> TEXT EXCERPT:
Destination BigQuery - wrong behavior after upgrade

animer3009 commented 1 year ago

Connector Name

destination-bigquery

Connector Version

2.0.3

What step the error happened?

During the sync

Revelant information

We used Airbyte 0.50.6 with several sources and one destination bigquery 1.6.0 ...

After upgraded to Airbyte 0.50.26 with destination bigquery 2.0.3 ...

We noticed that logics are changed for destination. It started moving existing objects data to airbyte_internal schema. That is ok! For the beginning it was scary, but after realising that it keeps old objects and moves data from old to new structure we were happy. Just there is some issue: We request raw data as usual. But at the same time, destination BigQuery started object normalization in the old schema. So we have an old schema now with old objects (old data as well) and with new normalized objects (including new data). Same time we have raw data in the new airbyte_internal schema.

So we do not request normalization and it anyway creates it...

Screenshot at Sep 05 19-06-30

Relevant log output

No response

Contribute

[ ] Yes, I want to contribute

animer3009 commented 1 year ago

I just noticed one new issue. Like I see that top version of connector is 2.0.6 https://docs.airbyte.com/integrations/destinations/bigquery/?_gl=1*hl041d*_gcl_au*MTAzMTY1NzQ3OS4xNjkzOTI5NzU1

Airbyte do not show the new versions.

Screenshot at Sep 07 13-58-32

animer3009 commented 1 year ago

My last message was solved.

Hesperide commented 1 year ago

Hi @animer3009! Thank you for reaching out and opening this issue. If I understood right, what you are seeing is correct behavior. The new version of BigQuery you are using includes Destinations V2, which you can learn more about here and here. You should now expect the following:

Old raw tables: These are left untouched, but the data will no longer be kept up-to-date. We recommend dropping these tables once you've adjusted your downstream dashboards to the newly formatted data.
New raw tables: These are now in the airbyte_internal schema, as you discovered.

> EXERCISE PROMPT:
Continue the thread above about the BigQuery destination upgrade, starting right after its final line.

> DATA PROVIDED:
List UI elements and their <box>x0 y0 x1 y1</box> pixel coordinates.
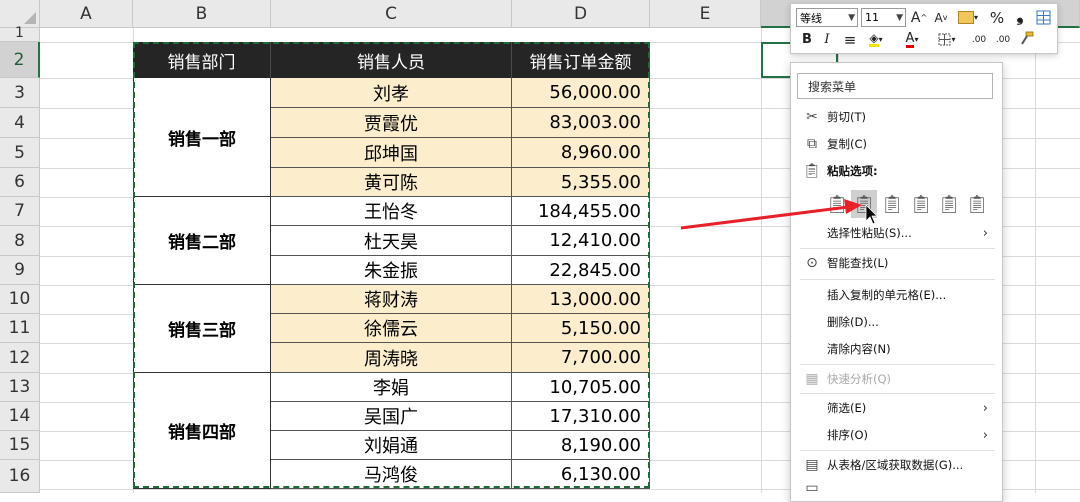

> OUTPUT OF THE TASK:
New final tables: These are in the destination namespace, and will have overwritten your previous final table (if you had one).

We now require the creation of final tables. There is no longer a mode where we only create raw tables. We strongly recommend you use final tables over the raw tables, as we cannot guarantee the same level of stability for raw tables as for final tables in your destination schema. You can learn more about this here.

That said, let me know if you have any reservations on using the final tables over the raw tables. The team and I are all ears, and super interested for any additional feedback you might have to share.

animer3009 commented 1 year ago

Hi @Hesperide Thank you for feedback and source info.

FYI - We use Airbyte API calls to create sources and connections. Destination we have the same, just time by time upgrade version. We use a full refresh append to keep historical data.

1) That's right. I guess in "adjusted your downstream dashboards" you mean endpoint apps. So we have already adjusted. If you mean to copy them in a new structure, that's also OK as almost all of them are copied. Just we have a huge amount of tables, we keep data by year as well... So doing this manually is almost impossible (I mean drop). 2) yep. 3) Nope, we never had them (final - normalized right?).

New raw tables are not in the destination schema as you mentioned. I really do not understand why you removed the possibility to have the option to get just raw data. Why is it necessary? Honestly we use an Amazon seller partner as a source connector. Time after time happens when amazon changes key names or add/remove keys... So how will you handle this in a flattened tables case? Keep in mind that keep raw + normalize is also duplicated data...

We definitely need to keep our raw tables for a few reasons. one I already described above. Also it is comfortably dynamically parsed data. We already have built our stuff based on that logic...

So please keep the possibility of requests just raw. It gives flexibility.

animer3009 commented 1 year ago

At last, how to determine which version will be safe for upgrade to keep guaranteed raw data integrity? But anyway, normalizing the table also takes additional resources... Today already stuck Airbyte server cuz over CPU usage and we increased resources for it...

It is easy anytime flat table from raw. But not as easy do it reverse.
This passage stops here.